(Stored data)
— begin —
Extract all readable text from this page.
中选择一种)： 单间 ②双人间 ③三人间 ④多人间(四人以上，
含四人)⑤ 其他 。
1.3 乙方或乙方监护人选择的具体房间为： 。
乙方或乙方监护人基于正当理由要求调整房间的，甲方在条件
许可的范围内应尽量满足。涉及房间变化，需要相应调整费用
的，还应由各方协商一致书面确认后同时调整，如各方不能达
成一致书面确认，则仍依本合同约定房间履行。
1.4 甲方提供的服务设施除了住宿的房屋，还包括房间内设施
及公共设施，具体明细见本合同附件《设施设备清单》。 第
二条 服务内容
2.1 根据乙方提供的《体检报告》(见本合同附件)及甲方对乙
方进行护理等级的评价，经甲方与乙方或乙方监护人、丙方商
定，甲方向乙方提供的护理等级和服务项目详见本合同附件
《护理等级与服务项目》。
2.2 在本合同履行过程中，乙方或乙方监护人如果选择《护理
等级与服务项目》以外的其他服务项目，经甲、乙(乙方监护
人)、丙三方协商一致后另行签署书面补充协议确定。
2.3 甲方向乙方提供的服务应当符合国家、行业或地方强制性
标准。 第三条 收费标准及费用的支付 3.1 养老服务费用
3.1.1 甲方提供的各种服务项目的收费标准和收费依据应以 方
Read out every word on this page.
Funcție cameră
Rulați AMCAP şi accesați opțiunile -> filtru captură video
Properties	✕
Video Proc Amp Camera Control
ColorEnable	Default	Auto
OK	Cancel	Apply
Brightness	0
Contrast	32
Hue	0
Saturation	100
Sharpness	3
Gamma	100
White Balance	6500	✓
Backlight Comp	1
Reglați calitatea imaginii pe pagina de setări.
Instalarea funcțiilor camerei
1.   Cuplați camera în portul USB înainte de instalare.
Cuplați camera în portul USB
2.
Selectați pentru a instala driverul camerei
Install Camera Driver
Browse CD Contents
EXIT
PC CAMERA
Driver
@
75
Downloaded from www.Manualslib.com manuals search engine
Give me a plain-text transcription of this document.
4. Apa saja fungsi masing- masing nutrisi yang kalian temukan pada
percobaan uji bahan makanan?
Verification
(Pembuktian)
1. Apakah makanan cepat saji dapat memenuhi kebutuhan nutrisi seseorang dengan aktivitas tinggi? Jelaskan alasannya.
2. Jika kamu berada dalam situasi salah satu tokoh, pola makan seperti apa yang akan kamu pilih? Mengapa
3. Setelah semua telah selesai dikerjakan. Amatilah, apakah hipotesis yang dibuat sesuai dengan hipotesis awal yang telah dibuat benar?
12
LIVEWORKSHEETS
— end —
Starting at the line that contains "Give me a plain-text", repeat each line exactly through the last one in the listing. Include both of those lines and nothing more.

» **Answer for this exercise**:
Give me a plain-text transcription of this document.
4. Apa saja fungsi masing- masing nutrisi yang kalian temukan pada
percobaan uji bahan makanan?
Verification
(Pembuktian)
1. Apakah makanan cepat saji dapat memenuhi kebutuhan nutrisi seseorang dengan aktivitas tinggi? Jelaskan alasannya.
2. Jika kamu berada dalam situasi salah satu tokoh, pola makan seperti apa yang akan kamu pilih? Mengapa
3. Setelah semua telah selesai dikerjakan. Amatilah, apakah hipotesis yang dibuat sesuai dengan hipotesis awal yang telah dibuat benar?
12
LIVEWORKSHEETS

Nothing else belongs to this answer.